■ **Problem statement**: In the data, extract each line that holds the string "colors".

■ **Extracted records**:

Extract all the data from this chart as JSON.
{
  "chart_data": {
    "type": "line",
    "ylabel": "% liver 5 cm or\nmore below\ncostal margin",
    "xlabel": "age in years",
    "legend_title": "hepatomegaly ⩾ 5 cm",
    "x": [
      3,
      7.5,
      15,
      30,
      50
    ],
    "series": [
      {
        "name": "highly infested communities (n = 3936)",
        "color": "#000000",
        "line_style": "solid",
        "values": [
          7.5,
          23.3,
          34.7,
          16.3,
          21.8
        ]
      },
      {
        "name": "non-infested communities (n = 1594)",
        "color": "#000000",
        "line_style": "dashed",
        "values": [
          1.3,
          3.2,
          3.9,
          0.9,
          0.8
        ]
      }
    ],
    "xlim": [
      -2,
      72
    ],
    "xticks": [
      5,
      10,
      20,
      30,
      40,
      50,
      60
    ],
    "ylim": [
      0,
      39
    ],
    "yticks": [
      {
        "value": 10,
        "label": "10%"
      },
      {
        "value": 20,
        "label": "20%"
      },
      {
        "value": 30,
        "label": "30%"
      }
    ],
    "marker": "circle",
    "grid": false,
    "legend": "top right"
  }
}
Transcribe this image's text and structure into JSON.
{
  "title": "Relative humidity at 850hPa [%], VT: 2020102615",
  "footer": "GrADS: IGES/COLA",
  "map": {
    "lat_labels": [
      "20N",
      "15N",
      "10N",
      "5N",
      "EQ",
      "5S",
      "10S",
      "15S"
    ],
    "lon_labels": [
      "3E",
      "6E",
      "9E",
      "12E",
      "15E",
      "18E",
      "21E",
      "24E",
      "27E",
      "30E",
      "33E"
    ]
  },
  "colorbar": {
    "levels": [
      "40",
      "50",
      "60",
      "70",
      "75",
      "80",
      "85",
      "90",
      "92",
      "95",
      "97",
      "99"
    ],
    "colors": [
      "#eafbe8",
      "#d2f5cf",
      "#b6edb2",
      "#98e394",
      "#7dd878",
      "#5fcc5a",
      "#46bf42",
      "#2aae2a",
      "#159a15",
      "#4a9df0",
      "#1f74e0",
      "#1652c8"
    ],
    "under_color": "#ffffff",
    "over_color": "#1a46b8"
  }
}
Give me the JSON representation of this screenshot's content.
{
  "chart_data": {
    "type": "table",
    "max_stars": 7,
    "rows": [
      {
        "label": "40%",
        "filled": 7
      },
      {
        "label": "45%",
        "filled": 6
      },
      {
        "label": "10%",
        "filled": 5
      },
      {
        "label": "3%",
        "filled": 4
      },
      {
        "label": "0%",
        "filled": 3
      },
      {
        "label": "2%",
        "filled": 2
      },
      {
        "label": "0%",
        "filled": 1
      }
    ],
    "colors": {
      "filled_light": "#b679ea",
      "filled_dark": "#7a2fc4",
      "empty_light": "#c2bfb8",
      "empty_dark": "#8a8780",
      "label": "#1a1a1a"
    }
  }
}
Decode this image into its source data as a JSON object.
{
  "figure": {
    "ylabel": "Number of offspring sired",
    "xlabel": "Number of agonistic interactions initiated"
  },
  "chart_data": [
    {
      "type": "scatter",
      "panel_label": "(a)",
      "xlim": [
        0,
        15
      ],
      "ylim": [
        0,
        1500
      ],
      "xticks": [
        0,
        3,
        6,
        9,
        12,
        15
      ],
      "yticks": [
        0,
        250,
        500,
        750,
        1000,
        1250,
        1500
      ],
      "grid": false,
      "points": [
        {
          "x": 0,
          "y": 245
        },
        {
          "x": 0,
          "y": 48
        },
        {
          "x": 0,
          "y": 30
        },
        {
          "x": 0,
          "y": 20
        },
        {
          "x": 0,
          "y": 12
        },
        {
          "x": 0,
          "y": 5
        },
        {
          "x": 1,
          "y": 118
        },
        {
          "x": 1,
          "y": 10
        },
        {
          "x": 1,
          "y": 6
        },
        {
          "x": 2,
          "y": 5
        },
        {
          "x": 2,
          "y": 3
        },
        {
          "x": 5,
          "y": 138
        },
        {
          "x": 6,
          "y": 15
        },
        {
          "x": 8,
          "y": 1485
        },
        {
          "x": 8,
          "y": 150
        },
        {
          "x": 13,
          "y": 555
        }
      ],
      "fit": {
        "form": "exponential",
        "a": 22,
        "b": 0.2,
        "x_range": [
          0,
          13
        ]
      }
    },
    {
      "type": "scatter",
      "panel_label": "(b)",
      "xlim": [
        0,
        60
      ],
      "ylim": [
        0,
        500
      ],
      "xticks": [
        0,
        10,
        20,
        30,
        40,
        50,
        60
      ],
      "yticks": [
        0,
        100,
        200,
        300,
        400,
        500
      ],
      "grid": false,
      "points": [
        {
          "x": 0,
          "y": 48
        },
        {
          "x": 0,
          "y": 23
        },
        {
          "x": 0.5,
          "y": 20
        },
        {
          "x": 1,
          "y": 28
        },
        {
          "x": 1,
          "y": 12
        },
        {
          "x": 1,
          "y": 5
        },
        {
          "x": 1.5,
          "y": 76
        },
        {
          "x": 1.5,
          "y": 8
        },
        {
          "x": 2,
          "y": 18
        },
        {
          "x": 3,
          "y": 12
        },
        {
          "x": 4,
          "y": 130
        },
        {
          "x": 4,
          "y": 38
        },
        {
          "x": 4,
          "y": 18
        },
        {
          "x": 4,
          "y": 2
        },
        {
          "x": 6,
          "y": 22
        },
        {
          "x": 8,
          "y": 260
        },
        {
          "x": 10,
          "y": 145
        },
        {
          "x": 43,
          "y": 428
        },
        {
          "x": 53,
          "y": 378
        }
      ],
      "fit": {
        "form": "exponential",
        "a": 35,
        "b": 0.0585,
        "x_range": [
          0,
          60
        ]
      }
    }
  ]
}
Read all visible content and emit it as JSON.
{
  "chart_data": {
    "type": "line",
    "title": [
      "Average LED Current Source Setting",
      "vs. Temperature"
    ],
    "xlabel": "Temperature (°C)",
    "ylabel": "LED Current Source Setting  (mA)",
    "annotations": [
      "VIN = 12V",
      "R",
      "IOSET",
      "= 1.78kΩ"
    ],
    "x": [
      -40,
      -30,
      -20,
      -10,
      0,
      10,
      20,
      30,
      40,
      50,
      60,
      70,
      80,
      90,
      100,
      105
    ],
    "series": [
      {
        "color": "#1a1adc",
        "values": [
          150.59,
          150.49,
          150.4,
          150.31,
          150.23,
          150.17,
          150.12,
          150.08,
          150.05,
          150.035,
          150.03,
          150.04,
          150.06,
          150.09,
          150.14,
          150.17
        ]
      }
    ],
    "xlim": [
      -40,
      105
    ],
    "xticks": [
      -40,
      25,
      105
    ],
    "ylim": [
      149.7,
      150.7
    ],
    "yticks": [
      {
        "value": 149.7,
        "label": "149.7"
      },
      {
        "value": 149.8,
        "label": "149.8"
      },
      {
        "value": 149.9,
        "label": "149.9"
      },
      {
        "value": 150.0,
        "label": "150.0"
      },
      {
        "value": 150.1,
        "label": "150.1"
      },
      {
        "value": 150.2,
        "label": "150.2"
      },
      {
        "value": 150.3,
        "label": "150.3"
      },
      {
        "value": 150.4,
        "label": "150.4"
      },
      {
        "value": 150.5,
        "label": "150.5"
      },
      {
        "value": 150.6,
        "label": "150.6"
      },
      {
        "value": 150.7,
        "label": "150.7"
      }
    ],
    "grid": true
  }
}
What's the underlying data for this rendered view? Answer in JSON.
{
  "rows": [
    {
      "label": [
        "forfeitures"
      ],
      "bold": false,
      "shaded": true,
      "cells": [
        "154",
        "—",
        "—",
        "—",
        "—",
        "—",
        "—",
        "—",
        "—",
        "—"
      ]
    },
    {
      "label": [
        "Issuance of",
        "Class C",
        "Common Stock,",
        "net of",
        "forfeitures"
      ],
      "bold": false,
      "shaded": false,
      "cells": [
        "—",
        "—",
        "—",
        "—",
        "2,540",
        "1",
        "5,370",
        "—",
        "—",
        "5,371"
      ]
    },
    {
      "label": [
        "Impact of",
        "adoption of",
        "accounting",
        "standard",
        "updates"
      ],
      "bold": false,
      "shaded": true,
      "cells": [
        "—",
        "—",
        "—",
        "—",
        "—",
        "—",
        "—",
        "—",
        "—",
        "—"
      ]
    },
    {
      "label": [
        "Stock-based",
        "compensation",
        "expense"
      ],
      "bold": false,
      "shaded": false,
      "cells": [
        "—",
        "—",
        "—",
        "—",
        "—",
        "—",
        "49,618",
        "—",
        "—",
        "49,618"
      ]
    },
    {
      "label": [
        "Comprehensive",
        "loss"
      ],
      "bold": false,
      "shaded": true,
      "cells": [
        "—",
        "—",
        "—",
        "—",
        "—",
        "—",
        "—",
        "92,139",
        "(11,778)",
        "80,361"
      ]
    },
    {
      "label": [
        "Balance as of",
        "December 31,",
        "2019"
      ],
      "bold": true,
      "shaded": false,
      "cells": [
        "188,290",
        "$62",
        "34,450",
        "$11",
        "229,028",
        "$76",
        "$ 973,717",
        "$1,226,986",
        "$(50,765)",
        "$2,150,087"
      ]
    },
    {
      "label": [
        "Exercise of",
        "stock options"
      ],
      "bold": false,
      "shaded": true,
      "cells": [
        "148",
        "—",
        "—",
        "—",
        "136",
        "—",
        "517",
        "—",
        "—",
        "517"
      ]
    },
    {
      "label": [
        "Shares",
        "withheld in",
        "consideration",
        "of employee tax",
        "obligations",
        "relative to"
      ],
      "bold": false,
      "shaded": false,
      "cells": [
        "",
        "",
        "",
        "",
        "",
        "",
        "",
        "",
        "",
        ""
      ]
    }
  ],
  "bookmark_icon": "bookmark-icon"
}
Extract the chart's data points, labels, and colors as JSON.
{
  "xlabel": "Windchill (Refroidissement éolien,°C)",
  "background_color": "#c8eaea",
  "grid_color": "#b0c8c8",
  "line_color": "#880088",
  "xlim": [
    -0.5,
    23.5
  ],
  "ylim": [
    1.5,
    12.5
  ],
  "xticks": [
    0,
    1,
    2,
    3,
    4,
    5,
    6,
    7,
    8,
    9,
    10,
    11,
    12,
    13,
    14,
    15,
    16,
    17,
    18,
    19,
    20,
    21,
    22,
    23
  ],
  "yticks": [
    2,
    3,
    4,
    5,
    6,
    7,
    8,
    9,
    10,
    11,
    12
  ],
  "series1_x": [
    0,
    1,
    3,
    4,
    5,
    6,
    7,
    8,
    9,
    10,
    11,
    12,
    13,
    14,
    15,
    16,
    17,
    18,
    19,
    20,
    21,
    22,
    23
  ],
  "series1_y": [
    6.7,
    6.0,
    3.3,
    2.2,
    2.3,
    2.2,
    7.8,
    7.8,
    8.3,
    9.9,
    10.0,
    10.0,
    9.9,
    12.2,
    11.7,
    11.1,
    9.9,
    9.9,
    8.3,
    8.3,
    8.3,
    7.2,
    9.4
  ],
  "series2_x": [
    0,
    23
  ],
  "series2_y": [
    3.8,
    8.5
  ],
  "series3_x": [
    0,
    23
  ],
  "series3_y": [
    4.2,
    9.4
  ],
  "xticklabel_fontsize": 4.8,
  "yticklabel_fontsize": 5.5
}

■ **Task answer**:
    "colors": [
    "colors": {
Extract the chart's data points, labels, and colors as JSON.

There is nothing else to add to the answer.